-- What to work on --
Scan the data below for the string "elles". Show every line where it turns up.

Data records:
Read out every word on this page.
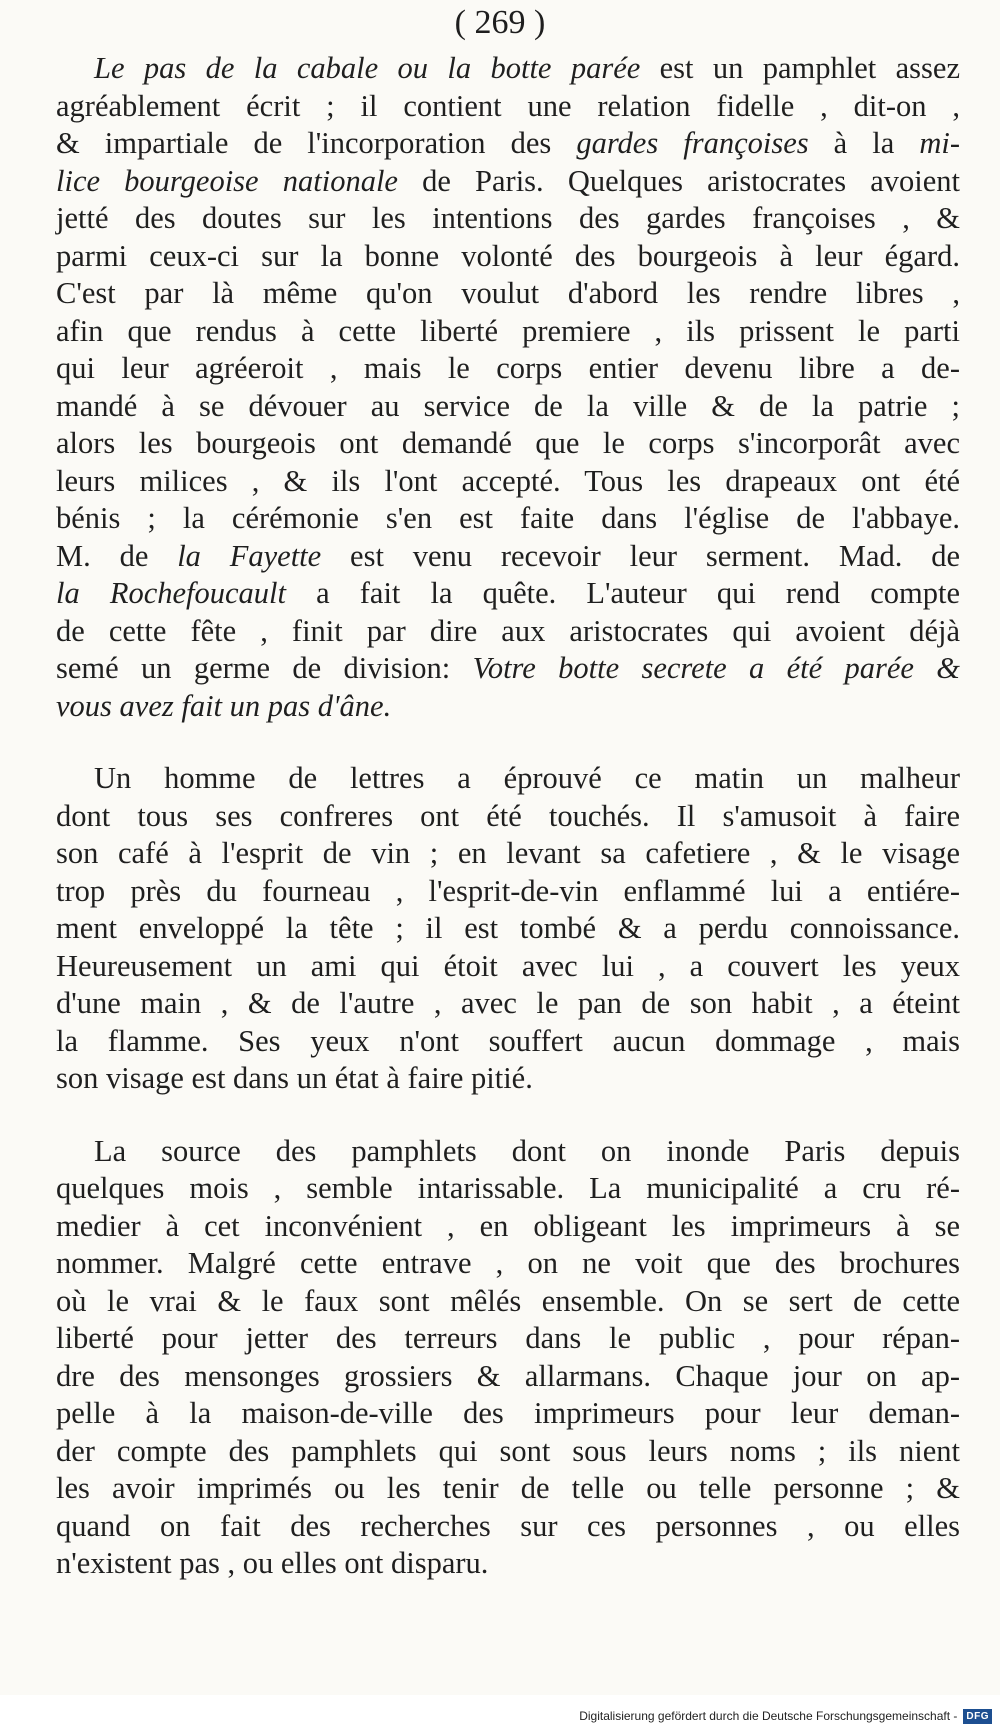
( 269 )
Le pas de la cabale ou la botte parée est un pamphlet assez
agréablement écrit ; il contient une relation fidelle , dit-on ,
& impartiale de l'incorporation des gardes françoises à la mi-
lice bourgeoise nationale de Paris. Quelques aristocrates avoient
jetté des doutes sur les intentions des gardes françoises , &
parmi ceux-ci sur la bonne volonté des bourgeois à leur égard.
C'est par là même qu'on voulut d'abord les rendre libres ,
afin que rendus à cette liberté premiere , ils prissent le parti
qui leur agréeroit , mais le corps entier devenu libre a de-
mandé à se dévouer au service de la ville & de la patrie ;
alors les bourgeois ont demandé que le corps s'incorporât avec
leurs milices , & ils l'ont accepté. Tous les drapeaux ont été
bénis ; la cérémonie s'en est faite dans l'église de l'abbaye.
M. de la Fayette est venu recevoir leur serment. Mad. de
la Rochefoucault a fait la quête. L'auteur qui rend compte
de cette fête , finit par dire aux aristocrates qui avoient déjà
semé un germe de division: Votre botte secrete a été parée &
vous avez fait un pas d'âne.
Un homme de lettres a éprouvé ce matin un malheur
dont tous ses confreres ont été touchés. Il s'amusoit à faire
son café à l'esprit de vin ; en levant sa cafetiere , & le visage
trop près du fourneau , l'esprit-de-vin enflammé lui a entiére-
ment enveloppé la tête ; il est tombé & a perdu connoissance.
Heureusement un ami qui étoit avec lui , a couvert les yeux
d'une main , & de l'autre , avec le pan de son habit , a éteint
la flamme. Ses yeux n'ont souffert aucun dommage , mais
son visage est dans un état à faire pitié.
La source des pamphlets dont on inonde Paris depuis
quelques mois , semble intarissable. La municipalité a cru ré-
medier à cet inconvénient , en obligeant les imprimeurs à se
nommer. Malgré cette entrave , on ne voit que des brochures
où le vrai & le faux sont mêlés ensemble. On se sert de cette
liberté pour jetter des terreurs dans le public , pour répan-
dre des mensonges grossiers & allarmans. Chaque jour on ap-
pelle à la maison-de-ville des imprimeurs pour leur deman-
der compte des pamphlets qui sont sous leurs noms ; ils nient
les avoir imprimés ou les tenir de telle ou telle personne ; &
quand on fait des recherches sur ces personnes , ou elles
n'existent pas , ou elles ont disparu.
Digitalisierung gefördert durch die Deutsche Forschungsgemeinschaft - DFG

--

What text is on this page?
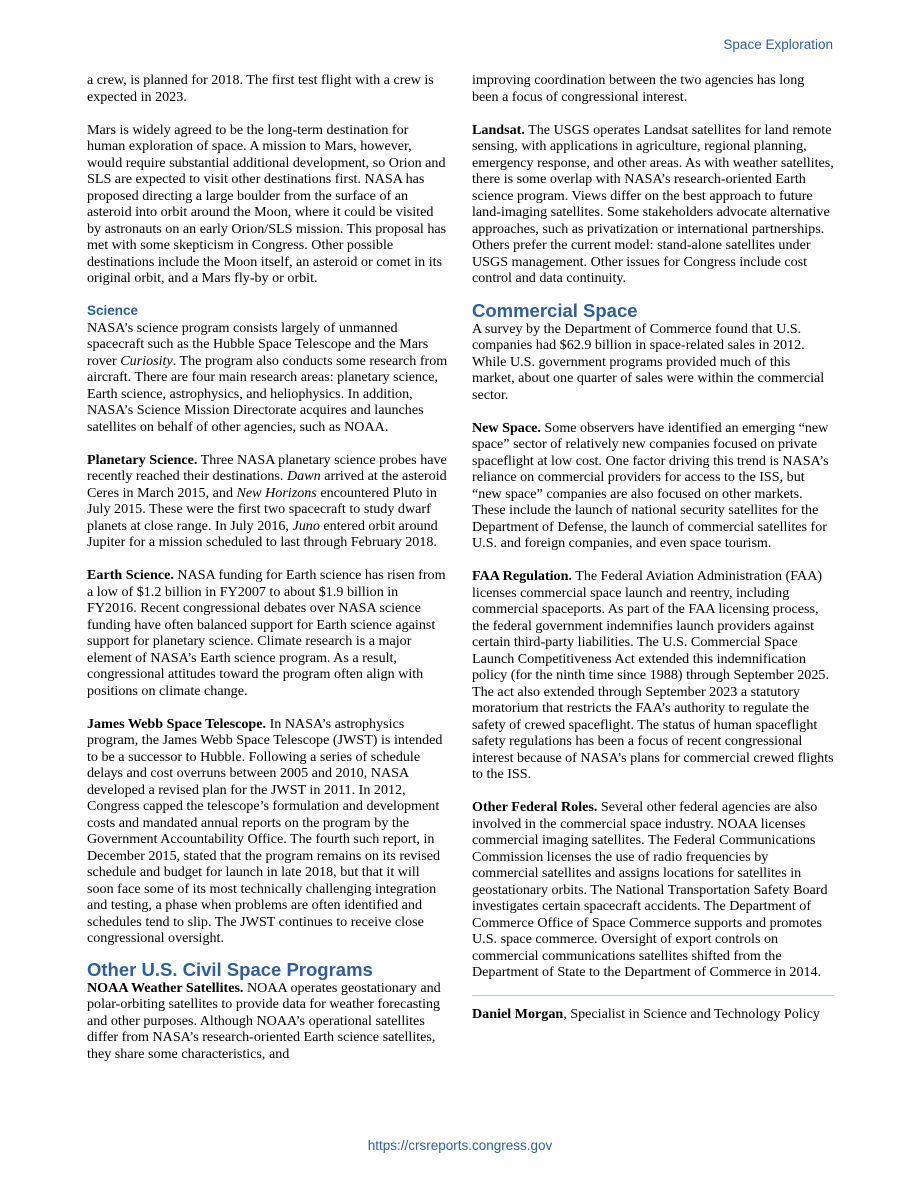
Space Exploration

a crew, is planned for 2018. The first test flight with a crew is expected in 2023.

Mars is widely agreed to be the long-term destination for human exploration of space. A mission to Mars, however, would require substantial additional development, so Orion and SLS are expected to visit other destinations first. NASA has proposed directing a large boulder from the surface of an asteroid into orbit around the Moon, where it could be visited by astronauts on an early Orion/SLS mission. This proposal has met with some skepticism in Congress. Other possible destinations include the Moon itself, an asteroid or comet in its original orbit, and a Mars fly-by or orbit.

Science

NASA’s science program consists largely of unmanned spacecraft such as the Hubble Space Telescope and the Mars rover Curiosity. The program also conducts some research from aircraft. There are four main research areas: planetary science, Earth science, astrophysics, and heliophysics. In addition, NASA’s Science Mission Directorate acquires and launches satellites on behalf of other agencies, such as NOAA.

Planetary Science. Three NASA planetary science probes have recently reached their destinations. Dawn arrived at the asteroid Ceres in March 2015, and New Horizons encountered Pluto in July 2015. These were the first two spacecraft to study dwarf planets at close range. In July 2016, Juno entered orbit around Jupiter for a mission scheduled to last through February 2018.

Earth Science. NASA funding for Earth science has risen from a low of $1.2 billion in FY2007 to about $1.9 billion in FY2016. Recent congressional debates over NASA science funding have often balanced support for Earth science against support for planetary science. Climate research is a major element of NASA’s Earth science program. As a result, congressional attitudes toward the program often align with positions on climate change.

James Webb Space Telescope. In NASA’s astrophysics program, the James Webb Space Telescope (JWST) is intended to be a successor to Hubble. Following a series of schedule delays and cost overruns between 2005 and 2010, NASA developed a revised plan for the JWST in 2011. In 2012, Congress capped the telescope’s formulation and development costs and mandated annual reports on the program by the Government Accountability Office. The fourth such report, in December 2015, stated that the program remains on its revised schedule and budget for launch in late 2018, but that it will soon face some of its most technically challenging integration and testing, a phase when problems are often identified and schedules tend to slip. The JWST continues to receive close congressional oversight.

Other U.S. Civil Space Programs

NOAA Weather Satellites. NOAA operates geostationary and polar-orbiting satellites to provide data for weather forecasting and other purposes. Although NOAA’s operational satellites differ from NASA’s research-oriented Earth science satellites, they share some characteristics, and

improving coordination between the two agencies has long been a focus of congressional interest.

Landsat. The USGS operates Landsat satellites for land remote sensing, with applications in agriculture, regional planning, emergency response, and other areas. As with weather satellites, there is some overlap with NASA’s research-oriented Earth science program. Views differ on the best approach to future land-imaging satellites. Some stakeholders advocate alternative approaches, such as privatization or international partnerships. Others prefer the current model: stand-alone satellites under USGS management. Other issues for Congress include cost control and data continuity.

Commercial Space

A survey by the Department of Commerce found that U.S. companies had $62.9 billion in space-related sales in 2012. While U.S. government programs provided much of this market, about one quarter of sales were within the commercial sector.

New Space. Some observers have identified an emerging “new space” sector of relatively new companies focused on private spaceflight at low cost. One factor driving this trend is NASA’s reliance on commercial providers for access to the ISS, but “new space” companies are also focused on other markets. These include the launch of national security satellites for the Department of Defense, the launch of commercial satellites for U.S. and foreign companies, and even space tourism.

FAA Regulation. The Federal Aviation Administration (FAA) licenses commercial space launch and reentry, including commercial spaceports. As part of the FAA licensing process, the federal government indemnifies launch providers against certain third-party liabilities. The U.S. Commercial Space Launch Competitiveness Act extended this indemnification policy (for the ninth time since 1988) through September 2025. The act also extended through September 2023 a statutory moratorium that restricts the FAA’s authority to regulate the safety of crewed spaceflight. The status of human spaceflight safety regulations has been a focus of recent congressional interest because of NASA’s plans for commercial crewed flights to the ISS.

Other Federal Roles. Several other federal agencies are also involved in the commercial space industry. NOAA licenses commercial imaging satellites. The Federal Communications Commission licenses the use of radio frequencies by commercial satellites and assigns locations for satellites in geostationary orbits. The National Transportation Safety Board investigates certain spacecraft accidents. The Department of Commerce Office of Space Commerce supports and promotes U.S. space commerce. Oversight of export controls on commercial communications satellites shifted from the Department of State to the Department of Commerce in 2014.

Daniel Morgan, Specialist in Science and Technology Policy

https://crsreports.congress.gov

-- Response to the task --
quand on fait des recherches sur ces personnes , ou elles
n'existent pas , ou elles ont disparu.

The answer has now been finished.